▶ Passage shown
Franke, Harper, Mellon, Whiting | Vigneron | Departments and Centers | Foundations
Dissertation-year fellowships are designed to help students complete the writing of their dissertation in the final year of graduate study. Students are notified of divisional competitions by email. Actual competition deadlines are posted on the student calendar. Students apply through their departments for many of these awards and the Dean of Students office manages the competitions, as detailed below.
Terms: The University and the Division of the Humanities sponsors several dissertation-year fellowships, which are some of the highest honors awarded by the University to graduate students. The fellowships are the Franke Institute, the William Rainey Harper, the Mellon Foundation, and the Whiting dissertation-year fellowships. Students are nominated by their departments for these honors, and the Dean of Students office manages the competitions.

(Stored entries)

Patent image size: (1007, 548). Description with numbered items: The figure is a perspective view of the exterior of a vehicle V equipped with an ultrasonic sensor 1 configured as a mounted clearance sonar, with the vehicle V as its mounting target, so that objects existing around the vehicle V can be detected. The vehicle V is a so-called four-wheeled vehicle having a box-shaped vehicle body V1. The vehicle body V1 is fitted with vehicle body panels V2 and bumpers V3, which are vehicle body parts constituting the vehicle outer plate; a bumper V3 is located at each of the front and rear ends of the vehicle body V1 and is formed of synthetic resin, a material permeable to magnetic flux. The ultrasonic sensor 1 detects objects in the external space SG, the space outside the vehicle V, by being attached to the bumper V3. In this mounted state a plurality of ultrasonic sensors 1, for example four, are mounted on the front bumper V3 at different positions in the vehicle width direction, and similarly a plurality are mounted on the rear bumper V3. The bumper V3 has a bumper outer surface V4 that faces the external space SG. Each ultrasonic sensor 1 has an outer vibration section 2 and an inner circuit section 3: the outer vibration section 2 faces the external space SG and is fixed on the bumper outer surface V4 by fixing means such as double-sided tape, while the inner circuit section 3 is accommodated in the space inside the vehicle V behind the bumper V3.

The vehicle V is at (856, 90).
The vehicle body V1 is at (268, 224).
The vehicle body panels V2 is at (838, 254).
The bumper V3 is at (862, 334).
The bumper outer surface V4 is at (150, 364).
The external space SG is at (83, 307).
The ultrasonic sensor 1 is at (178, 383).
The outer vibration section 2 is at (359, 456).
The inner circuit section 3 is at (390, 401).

▶ Exercise 1
Write out everything in the passage on dissertation-year fellowships from "Terms: The University" down to "manages the competitions.", substituting "awards" for "fellowships".
▶ Exercise 2
Proceed with the passage on dissertation-year fellowships, picking up after its last sentence.
The rows are not needed for anything here.

▶ Expected output 1
Terms: The University and the Division of the Humanities sponsors several dissertation-year awards, which are some of the highest honors awarded by the University to graduate students. The awards are the Franke Institute, the William Rainey Harper, the Mellon Foundation, and the Whiting dissertation-year awards. Students are nominated by their departments for these honors, and the Dean of Students office manages the competitions.

▶ Expected output 2
Eligibility: Students must have been formally admitted to candidacy at the time of nomination. Franke, Harper, and Whiting fellowships may not be held by students who are beyond the tenth year in their program. Mellon Fellowships may not be held by students who are beyond the sixth year in their program, or in cases of students who entered a PhD program with a master's degree from another university and who received at least one year's credit toward their program requirements for that work, their fifth year in their program. For further details and other conditions, please check with your department.
Application: By submitting a single dossier, a student has applied for all eligible fellowships. The dossier should include 1) letters from three members of the student's dissertation committee; 2) a copy of the nominee's dissertation proposal; 3) a table of contents and current completion status of each chapter; 4) a curriculum vitae; and 5) a copy of one (and no more than one) approved chapter of the nominee's dissertation. Materials submitted in languages other than English must be accompanied by an English translation. The selection committee reserves the right not to consider dossiers which do not comply with these requirements.
Together with departmental nominating letters, supporting documents, and the nominee's dossier, the Dean of Students will provide the selection committee with an official transcript and a copy of the nominee's admission to doctoral candidacy form.
Deadline: Department nominations are due to the Dean of Students office in early spring. Each department sets its own application material deadline.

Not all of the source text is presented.